EXERCISE DIRECTIONS
In the lines below, find how many contain the word "dosing" and report that figure alone.

(begin)

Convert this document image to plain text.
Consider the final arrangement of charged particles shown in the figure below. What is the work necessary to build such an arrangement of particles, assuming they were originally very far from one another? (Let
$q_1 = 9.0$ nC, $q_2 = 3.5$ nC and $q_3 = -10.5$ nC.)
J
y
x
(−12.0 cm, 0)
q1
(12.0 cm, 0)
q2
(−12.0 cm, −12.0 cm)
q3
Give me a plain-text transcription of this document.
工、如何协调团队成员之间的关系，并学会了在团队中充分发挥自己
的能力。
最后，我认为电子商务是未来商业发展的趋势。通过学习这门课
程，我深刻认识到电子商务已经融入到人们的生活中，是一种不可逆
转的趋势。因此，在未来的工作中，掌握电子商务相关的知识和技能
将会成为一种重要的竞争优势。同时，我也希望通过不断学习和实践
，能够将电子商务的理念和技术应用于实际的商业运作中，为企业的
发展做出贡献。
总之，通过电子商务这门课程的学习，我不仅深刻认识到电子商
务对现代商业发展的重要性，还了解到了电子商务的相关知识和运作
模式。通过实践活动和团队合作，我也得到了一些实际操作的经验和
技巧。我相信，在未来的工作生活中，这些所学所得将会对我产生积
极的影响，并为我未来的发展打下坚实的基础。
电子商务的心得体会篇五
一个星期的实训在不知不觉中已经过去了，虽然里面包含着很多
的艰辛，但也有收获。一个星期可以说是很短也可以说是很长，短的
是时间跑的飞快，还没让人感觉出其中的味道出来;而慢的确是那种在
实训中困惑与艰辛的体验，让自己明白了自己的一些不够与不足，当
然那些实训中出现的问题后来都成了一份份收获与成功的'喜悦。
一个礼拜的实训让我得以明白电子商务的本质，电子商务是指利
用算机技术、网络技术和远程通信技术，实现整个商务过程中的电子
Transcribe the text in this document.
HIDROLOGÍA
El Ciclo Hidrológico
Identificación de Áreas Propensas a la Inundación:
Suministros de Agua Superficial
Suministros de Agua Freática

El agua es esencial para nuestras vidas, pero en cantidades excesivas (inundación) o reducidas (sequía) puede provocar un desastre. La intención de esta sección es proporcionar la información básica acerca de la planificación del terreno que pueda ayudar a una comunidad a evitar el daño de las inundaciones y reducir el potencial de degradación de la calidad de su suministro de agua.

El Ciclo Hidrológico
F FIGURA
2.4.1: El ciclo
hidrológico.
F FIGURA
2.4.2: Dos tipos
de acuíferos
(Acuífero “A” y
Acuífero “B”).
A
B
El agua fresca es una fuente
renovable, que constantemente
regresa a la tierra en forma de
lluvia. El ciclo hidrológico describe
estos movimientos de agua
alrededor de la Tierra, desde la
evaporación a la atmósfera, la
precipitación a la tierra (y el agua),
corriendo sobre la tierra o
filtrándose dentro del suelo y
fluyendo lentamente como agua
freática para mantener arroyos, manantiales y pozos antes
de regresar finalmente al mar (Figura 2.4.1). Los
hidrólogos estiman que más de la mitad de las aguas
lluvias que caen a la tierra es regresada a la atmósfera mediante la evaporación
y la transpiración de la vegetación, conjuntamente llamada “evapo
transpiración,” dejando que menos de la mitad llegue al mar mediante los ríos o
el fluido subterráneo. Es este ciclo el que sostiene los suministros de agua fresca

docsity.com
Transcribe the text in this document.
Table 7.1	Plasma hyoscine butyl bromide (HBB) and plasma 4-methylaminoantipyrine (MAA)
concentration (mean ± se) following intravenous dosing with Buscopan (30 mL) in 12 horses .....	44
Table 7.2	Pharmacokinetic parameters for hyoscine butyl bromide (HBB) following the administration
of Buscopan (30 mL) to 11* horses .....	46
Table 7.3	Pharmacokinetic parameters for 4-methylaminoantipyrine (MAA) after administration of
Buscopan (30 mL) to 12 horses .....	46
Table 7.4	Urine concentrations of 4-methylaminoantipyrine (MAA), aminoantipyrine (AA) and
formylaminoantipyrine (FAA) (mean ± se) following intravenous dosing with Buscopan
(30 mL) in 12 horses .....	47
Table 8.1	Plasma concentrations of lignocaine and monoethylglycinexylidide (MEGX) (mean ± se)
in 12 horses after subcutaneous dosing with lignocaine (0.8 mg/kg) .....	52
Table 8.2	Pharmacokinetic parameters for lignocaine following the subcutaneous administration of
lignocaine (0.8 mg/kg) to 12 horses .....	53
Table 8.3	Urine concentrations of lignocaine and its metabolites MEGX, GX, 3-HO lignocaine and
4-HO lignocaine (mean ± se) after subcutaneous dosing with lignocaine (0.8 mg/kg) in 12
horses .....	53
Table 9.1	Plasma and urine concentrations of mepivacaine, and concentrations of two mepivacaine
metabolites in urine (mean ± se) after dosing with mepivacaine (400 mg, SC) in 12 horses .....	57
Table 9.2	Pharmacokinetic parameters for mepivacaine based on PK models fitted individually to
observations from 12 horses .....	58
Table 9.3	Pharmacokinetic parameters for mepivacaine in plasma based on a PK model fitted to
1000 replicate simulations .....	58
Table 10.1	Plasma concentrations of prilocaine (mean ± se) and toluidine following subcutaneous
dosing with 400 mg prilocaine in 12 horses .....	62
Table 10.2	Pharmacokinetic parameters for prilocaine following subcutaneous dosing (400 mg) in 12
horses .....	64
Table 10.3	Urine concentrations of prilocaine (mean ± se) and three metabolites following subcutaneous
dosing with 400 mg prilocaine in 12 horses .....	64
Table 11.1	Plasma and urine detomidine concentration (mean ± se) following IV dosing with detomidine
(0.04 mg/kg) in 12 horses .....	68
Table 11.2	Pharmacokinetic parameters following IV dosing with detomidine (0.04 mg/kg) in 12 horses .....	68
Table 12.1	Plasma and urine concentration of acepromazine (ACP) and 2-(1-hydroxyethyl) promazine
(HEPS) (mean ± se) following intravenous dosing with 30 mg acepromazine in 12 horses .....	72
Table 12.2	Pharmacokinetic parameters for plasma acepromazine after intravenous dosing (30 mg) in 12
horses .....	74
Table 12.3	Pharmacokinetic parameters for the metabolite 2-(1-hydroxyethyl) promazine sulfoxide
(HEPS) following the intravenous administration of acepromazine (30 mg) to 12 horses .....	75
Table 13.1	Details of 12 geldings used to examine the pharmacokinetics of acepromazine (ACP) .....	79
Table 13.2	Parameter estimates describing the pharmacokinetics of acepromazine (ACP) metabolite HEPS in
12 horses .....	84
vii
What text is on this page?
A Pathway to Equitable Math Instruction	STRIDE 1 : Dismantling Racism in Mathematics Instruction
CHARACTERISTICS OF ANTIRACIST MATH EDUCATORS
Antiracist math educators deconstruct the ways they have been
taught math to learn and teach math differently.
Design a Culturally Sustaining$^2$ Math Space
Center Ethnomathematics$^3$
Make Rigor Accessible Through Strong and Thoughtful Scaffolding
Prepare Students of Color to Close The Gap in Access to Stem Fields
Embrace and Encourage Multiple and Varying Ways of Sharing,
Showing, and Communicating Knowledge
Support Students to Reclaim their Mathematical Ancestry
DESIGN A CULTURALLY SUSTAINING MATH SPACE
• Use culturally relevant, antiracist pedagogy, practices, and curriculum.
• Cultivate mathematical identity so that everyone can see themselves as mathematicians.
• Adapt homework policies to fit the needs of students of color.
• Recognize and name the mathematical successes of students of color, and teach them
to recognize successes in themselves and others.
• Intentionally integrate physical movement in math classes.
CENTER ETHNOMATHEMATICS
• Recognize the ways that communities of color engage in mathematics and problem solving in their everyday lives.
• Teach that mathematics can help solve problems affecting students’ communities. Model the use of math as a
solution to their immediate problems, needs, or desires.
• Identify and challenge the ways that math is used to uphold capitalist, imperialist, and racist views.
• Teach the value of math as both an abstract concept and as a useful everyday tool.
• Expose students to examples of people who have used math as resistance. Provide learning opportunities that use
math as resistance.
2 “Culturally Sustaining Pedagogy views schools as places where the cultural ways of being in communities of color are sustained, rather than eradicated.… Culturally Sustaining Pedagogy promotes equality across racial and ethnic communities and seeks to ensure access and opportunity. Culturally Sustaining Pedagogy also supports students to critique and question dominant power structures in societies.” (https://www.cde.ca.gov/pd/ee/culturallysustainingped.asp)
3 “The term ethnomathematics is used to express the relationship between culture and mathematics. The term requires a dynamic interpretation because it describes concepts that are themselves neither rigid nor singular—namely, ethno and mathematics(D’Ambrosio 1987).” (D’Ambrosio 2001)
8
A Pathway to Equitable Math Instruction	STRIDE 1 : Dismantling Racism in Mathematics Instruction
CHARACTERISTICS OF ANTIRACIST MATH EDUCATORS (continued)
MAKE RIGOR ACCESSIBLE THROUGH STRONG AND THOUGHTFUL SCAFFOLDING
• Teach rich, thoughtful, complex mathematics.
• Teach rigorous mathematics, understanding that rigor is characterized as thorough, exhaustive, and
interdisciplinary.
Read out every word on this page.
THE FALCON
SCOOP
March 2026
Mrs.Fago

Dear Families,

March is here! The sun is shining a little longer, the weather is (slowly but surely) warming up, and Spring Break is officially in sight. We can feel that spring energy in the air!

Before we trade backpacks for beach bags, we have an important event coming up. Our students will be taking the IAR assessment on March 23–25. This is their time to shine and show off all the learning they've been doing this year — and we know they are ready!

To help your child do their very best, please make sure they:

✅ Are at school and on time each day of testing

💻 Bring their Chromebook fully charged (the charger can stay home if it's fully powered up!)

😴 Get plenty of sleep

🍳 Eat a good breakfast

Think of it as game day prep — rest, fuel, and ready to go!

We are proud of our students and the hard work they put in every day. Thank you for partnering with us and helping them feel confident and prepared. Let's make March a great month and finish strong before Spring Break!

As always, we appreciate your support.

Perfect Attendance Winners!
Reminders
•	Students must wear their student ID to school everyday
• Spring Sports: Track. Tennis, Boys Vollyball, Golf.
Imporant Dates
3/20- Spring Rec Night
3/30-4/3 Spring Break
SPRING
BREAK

(end)

THE OUTPUT
12